TASK REQUIREMENTS.
Pick out the lines below that include the string "Yahoo".

** start RECORDS TO PROCESS **

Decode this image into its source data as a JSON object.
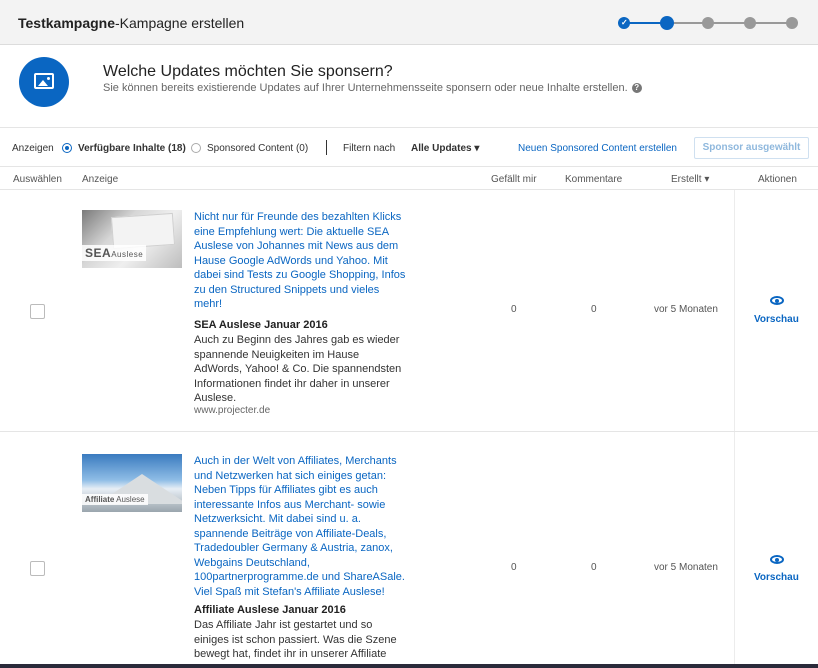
{
  "header": {
    "title_bold": "Testkampagne",
    "title_rest": "-Kampagne erstellen",
    "steps": [
      "done",
      "active",
      "pending",
      "pending",
      "pending"
    ],
    "accent": "#0a66c2"
  },
  "intro": {
    "icon": "image-icon",
    "title": "Welche Updates möchten Sie sponsern?",
    "subtitle": "Sie können bereits existierende Updates auf Ihrer Unternehmensseite sponsern oder neue Inhalte erstellen.",
    "help": "?"
  },
  "toolbar": {
    "show_label": "Anzeigen",
    "available_label": "Verfügbare Inhalte (18)",
    "sponsored_label": "Sponsored Content (0)",
    "filter_label": "Filtern nach",
    "filter_value": "Alle Updates",
    "filter_caret": "▾",
    "new_content_link": "Neuen Sponsored Content erstellen",
    "sponsor_button": "Sponsor ausgewählt"
  },
  "columns": {
    "select": "Auswählen",
    "ad": "Anzeige",
    "likes": "Gefällt mir",
    "comments": "Kommentare",
    "created": "Erstellt",
    "created_caret": "▾",
    "actions": "Aktionen"
  },
  "rows": [
    {
      "thumb_label_big": "SEA",
      "thumb_label_small": "Auslese",
      "text": "Nicht nur für Freunde des bezahlten Klicks eine Empfehlung wert: Die aktuelle SEA Auslese von Johannes mit News aus dem Hause Google AdWords und Yahoo. Mit dabei sind Tests zu Google Shopping, Infos zu den Structured Snippets und vieles mehr!",
      "title": "SEA Auslese Januar 2016",
      "desc": "Auch zu Beginn des Jahres gab es wieder spannende Neuigkeiten im Hause AdWords, Yahoo! & Co. Die spannendsten Informationen findet ihr daher in unserer Auslese.",
      "url": "www.projecter.de",
      "likes": "0",
      "comments": "0",
      "created": "vor 5 Monaten",
      "action": "Vorschau"
    },
    {
      "thumb_label_big": "Affiliate",
      "thumb_label_small": "Auslese",
      "text": "Auch in der Welt von Affiliates, Merchants und Netzwerken hat sich einiges getan: Neben Tipps für Affiliates gibt es auch interessante Infos aus Merchant- sowie Netzwerksicht. Mit dabei sind u. a. spannende Beiträge von Affiliate-Deals, Tradedoubler Germany & Austria, zanox, Webgains Deutschland, 100partnerprogramme.de und ShareASale. Viel Spaß mit Stefan's Affiliate Auslese!",
      "title": "Affiliate Auslese Januar 2016",
      "desc": "Das Affiliate Jahr ist gestartet und so einiges ist schon passiert. Was die Szene bewegt hat, findet ihr in unserer Affiliate",
      "likes": "0",
      "comments": "0",
      "created": "vor 5 Monaten",
      "action": "Vorschau"
    }
  ]
}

** end RECORDS TO PROCESS **

RESULT OF THIS TASK.
      "text": "Nicht nur für Freunde des bezahlten Klicks eine Empfehlung wert: Die aktuelle SEA Auslese von Johannes mit News aus dem Hause Google AdWords und Yahoo. Mit dabei sind Tests zu Google Shopping, Infos zu den Structured Snippets und vieles mehr!",
      "desc": "Auch zu Beginn des Jahres gab es wieder spannende Neuigkeiten im Hause AdWords, Yahoo! & Co. Die spannendsten Informationen findet ihr daher in unserer Auslese.",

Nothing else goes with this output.